[Element box listing]
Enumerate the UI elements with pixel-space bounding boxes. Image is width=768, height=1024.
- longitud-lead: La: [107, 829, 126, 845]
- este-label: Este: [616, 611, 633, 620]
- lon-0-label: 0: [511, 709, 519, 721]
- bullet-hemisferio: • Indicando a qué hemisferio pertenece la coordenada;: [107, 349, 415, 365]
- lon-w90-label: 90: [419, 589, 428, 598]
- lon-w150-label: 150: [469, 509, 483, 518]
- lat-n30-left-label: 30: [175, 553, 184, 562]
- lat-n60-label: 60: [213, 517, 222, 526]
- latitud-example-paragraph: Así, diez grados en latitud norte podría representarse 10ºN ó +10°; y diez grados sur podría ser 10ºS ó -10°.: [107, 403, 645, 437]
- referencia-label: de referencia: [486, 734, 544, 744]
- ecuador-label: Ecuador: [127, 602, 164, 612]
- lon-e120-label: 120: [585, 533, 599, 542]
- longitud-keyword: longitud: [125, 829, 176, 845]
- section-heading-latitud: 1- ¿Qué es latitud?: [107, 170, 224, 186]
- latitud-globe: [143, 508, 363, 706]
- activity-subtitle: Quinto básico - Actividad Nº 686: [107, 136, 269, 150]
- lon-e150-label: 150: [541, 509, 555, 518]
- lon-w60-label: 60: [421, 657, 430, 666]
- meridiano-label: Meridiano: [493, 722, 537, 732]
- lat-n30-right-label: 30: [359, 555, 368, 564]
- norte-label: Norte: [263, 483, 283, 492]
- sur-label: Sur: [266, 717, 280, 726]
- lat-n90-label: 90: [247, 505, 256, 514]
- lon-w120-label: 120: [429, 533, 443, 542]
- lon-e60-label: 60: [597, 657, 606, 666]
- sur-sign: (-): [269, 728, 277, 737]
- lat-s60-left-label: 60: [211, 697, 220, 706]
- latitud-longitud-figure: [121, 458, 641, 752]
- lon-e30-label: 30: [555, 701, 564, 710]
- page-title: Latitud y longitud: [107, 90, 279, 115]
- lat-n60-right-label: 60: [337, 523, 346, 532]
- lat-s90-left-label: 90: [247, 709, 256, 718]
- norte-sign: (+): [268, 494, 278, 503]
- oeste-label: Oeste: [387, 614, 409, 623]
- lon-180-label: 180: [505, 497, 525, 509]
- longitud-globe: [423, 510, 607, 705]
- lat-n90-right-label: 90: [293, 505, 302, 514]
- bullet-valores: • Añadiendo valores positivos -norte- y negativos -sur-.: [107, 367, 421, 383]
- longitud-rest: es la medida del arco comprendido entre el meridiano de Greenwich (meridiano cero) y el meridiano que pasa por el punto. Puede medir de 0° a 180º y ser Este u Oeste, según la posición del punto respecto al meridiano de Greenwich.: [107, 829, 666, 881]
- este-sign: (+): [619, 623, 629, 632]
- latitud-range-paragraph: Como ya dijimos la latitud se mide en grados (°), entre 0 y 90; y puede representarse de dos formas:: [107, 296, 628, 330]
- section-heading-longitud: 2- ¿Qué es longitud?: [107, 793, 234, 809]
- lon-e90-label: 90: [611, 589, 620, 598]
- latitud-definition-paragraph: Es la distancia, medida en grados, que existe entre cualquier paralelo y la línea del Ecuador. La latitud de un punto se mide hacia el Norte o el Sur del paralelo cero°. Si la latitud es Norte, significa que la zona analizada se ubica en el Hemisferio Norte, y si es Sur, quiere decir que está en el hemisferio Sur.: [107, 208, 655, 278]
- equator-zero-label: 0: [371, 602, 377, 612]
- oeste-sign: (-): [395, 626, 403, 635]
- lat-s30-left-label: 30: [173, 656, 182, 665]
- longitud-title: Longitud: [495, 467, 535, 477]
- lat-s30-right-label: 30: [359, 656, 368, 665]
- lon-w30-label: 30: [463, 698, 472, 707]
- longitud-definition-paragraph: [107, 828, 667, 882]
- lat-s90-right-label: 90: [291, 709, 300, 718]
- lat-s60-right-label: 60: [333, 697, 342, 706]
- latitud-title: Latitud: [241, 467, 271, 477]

■ **Problem details**
Could you convert every line of the listing above into a JSON list of strings, with one string per line and blank lines omitted?

■ **The result**
[
  "Enumerate the UI elements with pixel-space bounding boxes. Image is width=768, height=1024.",
  "- longitud-lead: La: [107, 829, 126, 845]",
  "- este-label: Este: [616, 611, 633, 620]",
  "- lon-0-label: 0: [511, 709, 519, 721]",
  "- bullet-hemisferio: • Indicando a qué hemisferio pertenece la coordenada;: [107, 349, 415, 365]",
  "- lon-w90-label: 90: [419, 589, 428, 598]",
  "- lon-w150-label: 150: [469, 509, 483, 518]",
  "- lat-n30-left-label: 30: [175, 553, 184, 562]",
  "- lat-n60-label: 60: [213, 517, 222, 526]",
  "- latitud-example-paragraph: Así, diez grados en latitud norte podría representarse 10ºN ó +10°; y diez grados sur podría ser 10ºS ó -10°.: [107, 403, 645, 437]",
  "- referencia-label: de referencia: [486, 734, 544, 744]",
  "- ecuador-label: Ecuador: [127, 602, 164, 612]",
  "- lon-e120-label: 120: [585, 533, 599, 542]",
  "- longitud-keyword: longitud: [125, 829, 176, 845]",
  "- section-heading-latitud: 1- ¿Qué es latitud?: [107, 170, 224, 186]",
  "- latitud-globe: [143, 508, 363, 706]",
  "- activity-subtitle: Quinto básico - Actividad Nº 686: [107, 136, 269, 150]",
  "- lon-e150-label: 150: [541, 509, 555, 518]",
  "- lon-w60-label: 60: [421, 657, 430, 666]",
  "- meridiano-label: Meridiano: [493, 722, 537, 732]",
  "- lat-n30-right-label: 30: [359, 555, 368, 564]",
  "- norte-label: Norte: [263, 483, 283, 492]",
  "- sur-label: Sur: [266, 717, 280, 726]",
  "- lat-n90-label: 90: [247, 505, 256, 514]",
  "- lon-w120-label: 120: [429, 533, 443, 542]",
  "- lon-e60-label: 60: [597, 657, 606, 666]",
  "- sur-sign: (-): [269, 728, 277, 737]",
  "- lat-s60-left-label: 60: [211, 697, 220, 706]",
  "- latitud-longitud-figure: [121, 458, 641, 752]",
  "- lon-e30-label: 30: [555, 701, 564, 710]",
  "- page-title: Latitud y longitud: [107, 90, 279, 115]",
  "- lat-n60-right-label: 60: [337, 523, 346, 532]",
  "- lat-s90-left-label: 90: [247, 709, 256, 718]",
  "- norte-sign: (+): [268, 494, 278, 503]",
  "- oeste-label: Oeste: [387, 614, 409, 623]",
  "- lon-180-label: 180: [505, 497, 525, 509]",
  "- longitud-globe: [423, 510, 607, 705]",
  "- lat-n90-right-label: 90: [293, 505, 302, 514]",
  "- bullet-valores: • Añadiendo valores positivos -norte- y negativos -sur-.: [107, 367, 421, 383]",
  "- longitud-rest: es la medida del arco comprendido entre el meridiano de Greenwich (meridiano cero) y el meridiano que pasa por el punto. Puede medir de 0° a 180º y ser Este u Oeste, según la posición del punto respecto al meridiano de Greenwich.: [107, 829, 666, 881]",
  "- este-sign: (+): [619, 623, 629, 632]",
  "- latitud-range-paragraph: Como ya dijimos la latitud se mide en grados (°), entre 0 y 90; y puede representarse de dos formas:: [107, 296, 628, 330]",
  "- section-heading-longitud: 2- ¿Qué es longitud?: [107, 793, 234, 809]",
  "- lon-e90-label: 90: [611, 589, 620, 598]",
  "- latitud-definition-paragraph: Es la distancia, medida en grados, que existe entre cualquier paralelo y la línea del Ecuador. La latitud de un punto se mide hacia el Norte o el Sur del paralelo cero°. Si la latitud es Norte, significa que la zona analizada se ubica en el Hemisferio Norte, y si es Sur, quiere decir que está en el hemisferio Sur.: [107, 208, 655, 278]",
  "- equator-zero-label: 0: [371, 602, 377, 612]",
  "- oeste-sign: (-): [395, 626, 403, 635]",
  "- lat-s30-left-label: 30: [173, 656, 182, 665]",
  "- longitud-title: Longitud: [495, 467, 535, 477]",
  "- lat-s30-right-label: 30: [359, 656, 368, 665]",
  "- lon-w30-label: 30: [463, 698, 472, 707]",
  "- longitud-definition-paragraph: [107, 828, 667, 882]",
  "- lat-s90-right-label: 90: [291, 709, 300, 718]",
  "- lat-s60-right-label: 60: [333, 697, 342, 706]",
  "- latitud-title: Latitud: [241, 467, 271, 477]"
]